#### [Task to complete]
Write out the whole listing exactly as it stands.
-- Start of Data shown --
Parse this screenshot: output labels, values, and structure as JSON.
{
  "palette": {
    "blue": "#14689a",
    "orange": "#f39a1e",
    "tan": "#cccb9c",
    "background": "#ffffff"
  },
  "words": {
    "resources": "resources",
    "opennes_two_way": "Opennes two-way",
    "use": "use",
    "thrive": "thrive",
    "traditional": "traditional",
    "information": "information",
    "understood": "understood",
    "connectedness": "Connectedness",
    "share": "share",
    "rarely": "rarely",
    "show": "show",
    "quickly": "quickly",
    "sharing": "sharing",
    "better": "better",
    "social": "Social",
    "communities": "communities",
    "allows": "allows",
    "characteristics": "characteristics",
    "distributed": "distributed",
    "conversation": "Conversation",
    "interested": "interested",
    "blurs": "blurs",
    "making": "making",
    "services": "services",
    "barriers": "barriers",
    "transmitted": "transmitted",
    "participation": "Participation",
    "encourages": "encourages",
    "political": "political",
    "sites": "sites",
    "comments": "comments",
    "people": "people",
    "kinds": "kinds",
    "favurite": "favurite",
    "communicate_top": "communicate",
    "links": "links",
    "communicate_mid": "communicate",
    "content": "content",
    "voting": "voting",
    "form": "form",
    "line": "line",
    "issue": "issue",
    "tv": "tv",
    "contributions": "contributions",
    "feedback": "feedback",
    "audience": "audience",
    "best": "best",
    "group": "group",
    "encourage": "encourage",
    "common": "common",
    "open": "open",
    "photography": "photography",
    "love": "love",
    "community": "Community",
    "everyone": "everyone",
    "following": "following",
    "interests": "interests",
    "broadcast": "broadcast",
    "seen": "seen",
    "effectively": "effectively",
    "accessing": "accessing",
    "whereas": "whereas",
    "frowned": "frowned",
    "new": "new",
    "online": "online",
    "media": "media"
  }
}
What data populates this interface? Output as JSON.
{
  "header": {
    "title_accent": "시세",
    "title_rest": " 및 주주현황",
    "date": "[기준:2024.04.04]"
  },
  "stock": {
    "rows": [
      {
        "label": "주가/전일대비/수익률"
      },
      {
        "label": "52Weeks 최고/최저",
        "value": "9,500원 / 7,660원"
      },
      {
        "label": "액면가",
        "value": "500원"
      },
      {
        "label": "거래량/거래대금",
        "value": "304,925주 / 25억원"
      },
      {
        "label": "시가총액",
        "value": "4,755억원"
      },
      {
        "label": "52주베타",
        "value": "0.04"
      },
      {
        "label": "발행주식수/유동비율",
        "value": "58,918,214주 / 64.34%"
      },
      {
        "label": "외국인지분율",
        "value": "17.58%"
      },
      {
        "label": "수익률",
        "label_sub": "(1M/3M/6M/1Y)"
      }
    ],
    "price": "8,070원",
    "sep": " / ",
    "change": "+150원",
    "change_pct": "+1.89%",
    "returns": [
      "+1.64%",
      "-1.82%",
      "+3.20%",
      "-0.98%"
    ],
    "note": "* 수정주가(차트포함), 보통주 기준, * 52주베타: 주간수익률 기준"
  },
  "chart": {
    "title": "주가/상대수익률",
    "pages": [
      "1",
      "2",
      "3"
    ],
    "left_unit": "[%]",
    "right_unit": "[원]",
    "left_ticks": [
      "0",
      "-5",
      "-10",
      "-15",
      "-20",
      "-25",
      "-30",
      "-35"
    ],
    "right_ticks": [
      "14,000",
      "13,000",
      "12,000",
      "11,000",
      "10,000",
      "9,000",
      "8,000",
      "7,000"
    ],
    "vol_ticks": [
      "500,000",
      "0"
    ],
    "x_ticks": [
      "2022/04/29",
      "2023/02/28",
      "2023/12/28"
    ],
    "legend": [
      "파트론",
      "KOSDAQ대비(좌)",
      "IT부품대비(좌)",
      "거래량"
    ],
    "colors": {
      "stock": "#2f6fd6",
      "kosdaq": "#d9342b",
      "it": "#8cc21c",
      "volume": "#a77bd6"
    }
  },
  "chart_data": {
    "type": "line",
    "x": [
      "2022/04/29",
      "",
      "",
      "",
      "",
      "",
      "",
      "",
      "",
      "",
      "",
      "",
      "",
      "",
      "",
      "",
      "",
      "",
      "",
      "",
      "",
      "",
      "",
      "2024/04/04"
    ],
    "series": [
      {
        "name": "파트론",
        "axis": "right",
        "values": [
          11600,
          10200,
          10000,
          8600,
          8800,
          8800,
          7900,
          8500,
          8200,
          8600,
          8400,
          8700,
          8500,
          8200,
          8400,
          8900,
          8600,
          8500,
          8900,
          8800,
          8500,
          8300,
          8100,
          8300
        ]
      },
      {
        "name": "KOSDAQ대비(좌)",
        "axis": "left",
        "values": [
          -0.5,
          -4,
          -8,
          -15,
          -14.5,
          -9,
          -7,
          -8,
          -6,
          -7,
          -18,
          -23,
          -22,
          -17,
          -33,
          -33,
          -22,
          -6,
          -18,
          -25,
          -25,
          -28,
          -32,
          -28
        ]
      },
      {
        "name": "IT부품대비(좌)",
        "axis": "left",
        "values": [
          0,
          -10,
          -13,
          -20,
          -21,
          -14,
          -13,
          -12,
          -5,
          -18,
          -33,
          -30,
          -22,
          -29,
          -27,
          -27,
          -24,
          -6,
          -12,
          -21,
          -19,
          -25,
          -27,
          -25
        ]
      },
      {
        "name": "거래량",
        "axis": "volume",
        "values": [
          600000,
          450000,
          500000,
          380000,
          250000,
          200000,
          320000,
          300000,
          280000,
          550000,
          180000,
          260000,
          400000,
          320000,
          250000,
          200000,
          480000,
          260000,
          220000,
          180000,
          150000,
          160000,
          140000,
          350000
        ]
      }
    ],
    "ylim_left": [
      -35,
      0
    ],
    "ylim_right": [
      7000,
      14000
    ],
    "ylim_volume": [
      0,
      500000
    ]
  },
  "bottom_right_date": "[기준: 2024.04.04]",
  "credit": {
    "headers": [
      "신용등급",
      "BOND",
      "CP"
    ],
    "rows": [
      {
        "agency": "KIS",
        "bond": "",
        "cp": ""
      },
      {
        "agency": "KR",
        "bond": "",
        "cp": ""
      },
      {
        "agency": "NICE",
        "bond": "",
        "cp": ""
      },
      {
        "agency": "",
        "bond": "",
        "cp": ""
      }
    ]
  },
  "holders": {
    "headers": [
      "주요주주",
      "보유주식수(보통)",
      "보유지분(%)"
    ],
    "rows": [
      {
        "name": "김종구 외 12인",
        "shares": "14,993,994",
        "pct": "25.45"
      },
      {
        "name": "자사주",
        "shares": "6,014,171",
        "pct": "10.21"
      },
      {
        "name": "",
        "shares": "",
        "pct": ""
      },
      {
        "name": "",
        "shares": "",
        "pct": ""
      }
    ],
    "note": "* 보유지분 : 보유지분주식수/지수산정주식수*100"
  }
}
-- End of Data shown --
#### [Full output]
Parse this screenshot: output labels, values, and structure as JSON.
{
  "palette": {
    "blue": "#14689a",
    "orange": "#f39a1e",
    "tan": "#cccb9c",
    "background": "#ffffff"
  },
  "words": {
    "resources": "resources",
    "opennes_two_way": "Opennes two-way",
    "use": "use",
    "thrive": "thrive",
    "traditional": "traditional",
    "information": "information",
    "understood": "understood",
    "connectedness": "Connectedness",
    "share": "share",
    "rarely": "rarely",
    "show": "show",
    "quickly": "quickly",
    "sharing": "sharing",
    "better": "better",
    "social": "Social",
    "communities": "communities",
    "allows": "allows",
    "characteristics": "characteristics",
    "distributed": "distributed",
    "conversation": "Conversation",
    "interested": "interested",
    "blurs": "blurs",
    "making": "making",
    "services": "services",
    "barriers": "barriers",
    "transmitted": "transmitted",
    "participation": "Participation",
    "encourages": "encourages",
    "political": "political",
    "sites": "sites",
    "comments": "comments",
    "people": "people",
    "kinds": "kinds",
    "favurite": "favurite",
    "communicate_top": "communicate",
    "links": "links",
    "communicate_mid": "communicate",
    "content": "content",
    "voting": "voting",
    "form": "form",
    "line": "line",
    "issue": "issue",
    "tv": "tv",
    "contributions": "contributions",
    "feedback": "feedback",
    "audience": "audience",
    "best": "best",
    "group": "group",
    "encourage": "encourage",
    "common": "common",
    "open": "open",
    "photography": "photography",
    "love": "love",
    "community": "Community",
    "everyone": "everyone",
    "following": "following",
    "interests": "interests",
    "broadcast": "broadcast",
    "seen": "seen",
    "effectively": "effectively",
    "accessing": "accessing",
    "whereas": "whereas",
    "frowned": "frowned",
    "new": "new",
    "online": "online",
    "media": "media"
  }
}
What data populates this interface? Output as JSON.
{
  "header": {
    "title_accent": "시세",
    "title_rest": " 및 주주현황",
    "date": "[기준:2024.04.04]"
  },
  "stock": {
    "rows": [
      {
        "label": "주가/전일대비/수익률"
      },
      {
        "label": "52Weeks 최고/최저",
        "value": "9,500원 / 7,660원"
      },
      {
        "label": "액면가",
        "value": "500원"
      },
      {
        "label": "거래량/거래대금",
        "value": "304,925주 / 25억원"
      },
      {
        "label": "시가총액",
        "value": "4,755억원"
      },
      {
        "label": "52주베타",
        "value": "0.04"
      },
      {
        "label": "발행주식수/유동비율",
        "value": "58,918,214주 / 64.34%"
      },
      {
        "label": "외국인지분율",
        "value": "17.58%"
      },
      {
        "label": "수익률",
        "label_sub": "(1M/3M/6M/1Y)"
      }
    ],
    "price": "8,070원",
    "sep": " / ",
    "change": "+150원",
    "change_pct": "+1.89%",
    "returns": [
      "+1.64%",
      "-1.82%",
      "+3.20%",
      "-0.98%"
    ],
    "note": "* 수정주가(차트포함), 보통주 기준, * 52주베타: 주간수익률 기준"
  },
  "chart": {
    "title": "주가/상대수익률",
    "pages": [
      "1",
      "2",
      "3"
    ],
    "left_unit": "[%]",
    "right_unit": "[원]",
    "left_ticks": [
      "0",
      "-5",
      "-10",
      "-15",
      "-20",
      "-25",
      "-30",
      "-35"
    ],
    "right_ticks": [
      "14,000",
      "13,000",
      "12,000",
      "11,000",
      "10,000",
      "9,000",
      "8,000",
      "7,000"
    ],
    "vol_ticks": [
      "500,000",
      "0"
    ],
    "x_ticks": [
      "2022/04/29",
      "2023/02/28",
      "2023/12/28"
    ],
    "legend": [
      "파트론",
      "KOSDAQ대비(좌)",
      "IT부품대비(좌)",
      "거래량"
    ],
    "colors": {
      "stock": "#2f6fd6",
      "kosdaq": "#d9342b",
      "it": "#8cc21c",
      "volume": "#a77bd6"
    }
  },
  "chart_data": {
    "type": "line",
    "x": [
      "2022/04/29",
      "",
      "",
      "",
      "",
      "",
      "",
      "",
      "",
      "",
      "",
      "",
      "",
      "",
      "",
      "",
      "",
      "",
      "",
      "",
      "",
      "",
      "",
      "2024/04/04"
    ],
    "series": [
      {
        "name": "파트론",
        "axis": "right",
        "values": [
          11600,
          10200,
          10000,
          8600,
          8800,
          8800,
          7900,
          8500,
          8200,
          8600,
          8400,
          8700,
          8500,
          8200,
          8400,
          8900,
          8600,
          8500,
          8900,
          8800,
          8500,
          8300,
          8100,
          8300
        ]
      },
      {
        "name": "KOSDAQ대비(좌)",
        "axis": "left",
        "values": [
          -0.5,
          -4,
          -8,
          -15,
          -14.5,
          -9,
          -7,
          -8,
          -6,
          -7,
          -18,
          -23,
          -22,
          -17,
          -33,
          -33,
          -22,
          -6,
          -18,
          -25,
          -25,
          -28,
          -32,
          -28
        ]
      },
      {
        "name": "IT부품대비(좌)",
        "axis": "left",
        "values": [
          0,
          -10,
          -13,
          -20,
          -21,
          -14,
          -13,
          -12,
          -5,
          -18,
          -33,
          -30,
          -22,
          -29,
          -27,
          -27,
          -24,
          -6,
          -12,
          -21,
          -19,
          -25,
          -27,
          -25
        ]
      },
      {
        "name": "거래량",
        "axis": "volume",
        "values": [
          600000,
          450000,
          500000,
          380000,
          250000,
          200000,
          320000,
          300000,
          280000,
          550000,
          180000,
          260000,
          400000,
          320000,
          250000,
          200000,
          480000,
          260000,
          220000,
          180000,
          150000,
          160000,
          140000,
          350000
        ]
      }
    ],
    "ylim_left": [
      -35,
      0
    ],
    "ylim_right": [
      7000,
      14000
    ],
    "ylim_volume": [
      0,
      500000
    ]
  },
  "bottom_right_date": "[기준: 2024.04.04]",
  "credit": {
    "headers": [
      "신용등급",
      "BOND",
      "CP"
    ],
    "rows": [
      {
        "agency": "KIS",
        "bond": "",
        "cp": ""
      },
      {
        "agency": "KR",
        "bond": "",
        "cp": ""
      },
      {
        "agency": "NICE",
        "bond": "",
        "cp": ""
      },
      {
        "agency": "",
        "bond": "",
        "cp": ""
      }
    ]
  },
  "holders": {
    "headers": [
      "주요주주",
      "보유주식수(보통)",
      "보유지분(%)"
    ],
    "rows": [
      {
        "name": "김종구 외 12인",
        "shares": "14,993,994",
        "pct": "25.45"
      },
      {
        "name": "자사주",
        "shares": "6,014,171",
        "pct": "10.21"
      },
      {
        "name": "",
        "shares": "",
        "pct": ""
      },
      {
        "name": "",
        "shares": "",
        "pct": ""
      }
    ],
    "note": "* 보유지분 : 보유지분주식수/지수산정주식수*100"
  }
}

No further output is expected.